### SET TASK
Rewrite the rows below with every occurrence of "annotation-label" replaced by "callout-label", leaving everything else unchanged, and omit the pictures from your answer.

### GIVEN RECORDS

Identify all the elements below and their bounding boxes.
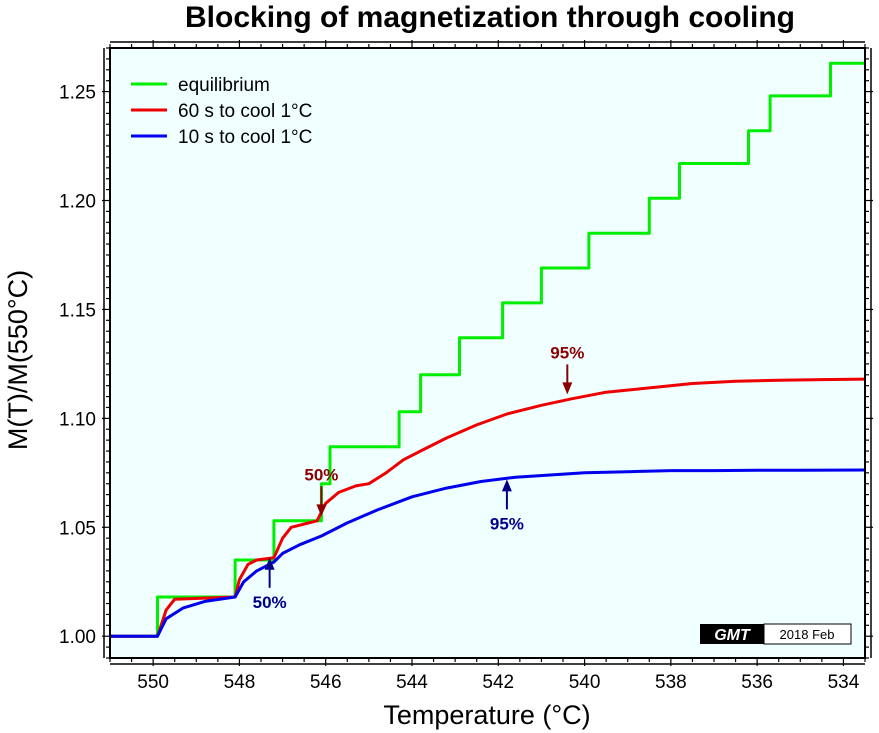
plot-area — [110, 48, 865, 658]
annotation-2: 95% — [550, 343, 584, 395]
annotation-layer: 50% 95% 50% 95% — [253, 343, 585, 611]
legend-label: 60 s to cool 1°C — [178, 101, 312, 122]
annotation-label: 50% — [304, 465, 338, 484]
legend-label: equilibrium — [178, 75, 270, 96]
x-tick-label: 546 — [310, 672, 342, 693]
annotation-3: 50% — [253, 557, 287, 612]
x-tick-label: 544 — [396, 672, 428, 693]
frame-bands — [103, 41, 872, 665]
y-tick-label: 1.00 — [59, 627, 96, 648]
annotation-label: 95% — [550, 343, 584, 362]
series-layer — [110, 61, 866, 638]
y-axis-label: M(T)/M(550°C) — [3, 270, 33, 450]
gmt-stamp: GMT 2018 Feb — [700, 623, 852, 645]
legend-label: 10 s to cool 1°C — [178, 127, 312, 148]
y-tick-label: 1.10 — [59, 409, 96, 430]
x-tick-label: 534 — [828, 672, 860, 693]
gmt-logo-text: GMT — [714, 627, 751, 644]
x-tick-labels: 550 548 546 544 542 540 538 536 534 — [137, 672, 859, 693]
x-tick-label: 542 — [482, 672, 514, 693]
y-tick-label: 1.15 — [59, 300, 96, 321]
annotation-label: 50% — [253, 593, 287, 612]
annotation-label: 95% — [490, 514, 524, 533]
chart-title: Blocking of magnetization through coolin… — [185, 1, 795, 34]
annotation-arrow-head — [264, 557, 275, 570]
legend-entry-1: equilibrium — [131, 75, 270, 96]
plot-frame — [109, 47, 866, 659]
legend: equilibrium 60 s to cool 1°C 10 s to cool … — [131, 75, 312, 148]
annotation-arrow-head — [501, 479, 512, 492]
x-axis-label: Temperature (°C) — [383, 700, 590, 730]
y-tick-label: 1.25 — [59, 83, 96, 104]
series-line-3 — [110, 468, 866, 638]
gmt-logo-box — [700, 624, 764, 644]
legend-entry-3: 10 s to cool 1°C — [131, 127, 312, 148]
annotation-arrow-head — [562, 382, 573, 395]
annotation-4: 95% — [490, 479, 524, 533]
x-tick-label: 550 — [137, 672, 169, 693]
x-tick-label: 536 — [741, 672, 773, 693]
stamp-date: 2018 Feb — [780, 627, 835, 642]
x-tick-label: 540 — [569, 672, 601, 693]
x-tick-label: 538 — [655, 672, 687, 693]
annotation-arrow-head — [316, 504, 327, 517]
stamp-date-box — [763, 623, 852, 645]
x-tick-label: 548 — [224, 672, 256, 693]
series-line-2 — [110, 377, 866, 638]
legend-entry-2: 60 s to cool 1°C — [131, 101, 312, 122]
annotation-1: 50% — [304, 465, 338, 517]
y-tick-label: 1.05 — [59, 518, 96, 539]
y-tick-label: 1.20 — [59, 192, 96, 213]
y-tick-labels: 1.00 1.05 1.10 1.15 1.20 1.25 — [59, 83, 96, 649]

### WRITTEN RESPONSE
Identify all the elements below and their bounding boxes.
plot-area — [110, 48, 865, 658]
annotation-2: 95% — [550, 343, 584, 395]
annotation-layer: 50% 95% 50% 95% — [253, 343, 585, 611]
legend-label: 60 s to cool 1°C — [178, 101, 312, 122]
callout-label: 50% — [304, 465, 338, 484]
legend-label: equilibrium — [178, 75, 270, 96]
x-tick-label: 546 — [310, 672, 342, 693]
annotation-3: 50% — [253, 557, 287, 612]
x-tick-label: 544 — [396, 672, 428, 693]
frame-bands — [103, 41, 872, 665]
y-tick-label: 1.00 — [59, 627, 96, 648]
callout-label: 95% — [550, 343, 584, 362]
series-layer — [110, 61, 866, 638]
y-axis-label: M(T)/M(550°C) — [3, 270, 33, 450]
gmt-stamp: GMT 2018 Feb — [700, 623, 852, 645]
legend-label: 10 s to cool 1°C — [178, 127, 312, 148]
y-tick-label: 1.10 — [59, 409, 96, 430]
x-tick-label: 534 — [828, 672, 860, 693]
gmt-logo-text: GMT — [714, 627, 751, 644]
x-tick-labels: 550 548 546 544 542 540 538 536 534 — [137, 672, 859, 693]
x-tick-label: 542 — [482, 672, 514, 693]
y-tick-label: 1.15 — [59, 300, 96, 321]
callout-label: 50% — [253, 593, 287, 612]
callout-label: 95% — [490, 514, 524, 533]
chart-title: Blocking of magnetization through coolin… — [185, 1, 795, 34]
annotation-arrow-head — [264, 557, 275, 570]
legend-entry-1: equilibrium — [131, 75, 270, 96]
plot-frame — [109, 47, 866, 659]
legend: equilibrium 60 s to cool 1°C 10 s to cool … — [131, 75, 312, 148]
annotation-arrow-head — [501, 479, 512, 492]
x-axis-label: Temperature (°C) — [383, 700, 590, 730]
y-tick-label: 1.25 — [59, 83, 96, 104]
series-line-3 — [110, 468, 866, 638]
gmt-logo-box — [700, 624, 764, 644]
legend-entry-3: 10 s to cool 1°C — [131, 127, 312, 148]
annotation-arrow-head — [562, 382, 573, 395]
annotation-4: 95% — [490, 479, 524, 533]
x-tick-label: 550 — [137, 672, 169, 693]
x-tick-label: 536 — [741, 672, 773, 693]
stamp-date: 2018 Feb — [780, 627, 835, 642]
x-tick-label: 540 — [569, 672, 601, 693]
x-tick-label: 538 — [655, 672, 687, 693]
annotation-arrow-head — [316, 504, 327, 517]
stamp-date-box — [763, 623, 852, 645]
x-tick-label: 548 — [224, 672, 256, 693]
series-line-2 — [110, 377, 866, 638]
legend-entry-2: 60 s to cool 1°C — [131, 101, 312, 122]
annotation-1: 50% — [304, 465, 338, 517]
y-tick-label: 1.05 — [59, 518, 96, 539]
y-tick-label: 1.20 — [59, 192, 96, 213]
y-tick-labels: 1.00 1.05 1.10 1.15 1.20 1.25 — [59, 83, 96, 649]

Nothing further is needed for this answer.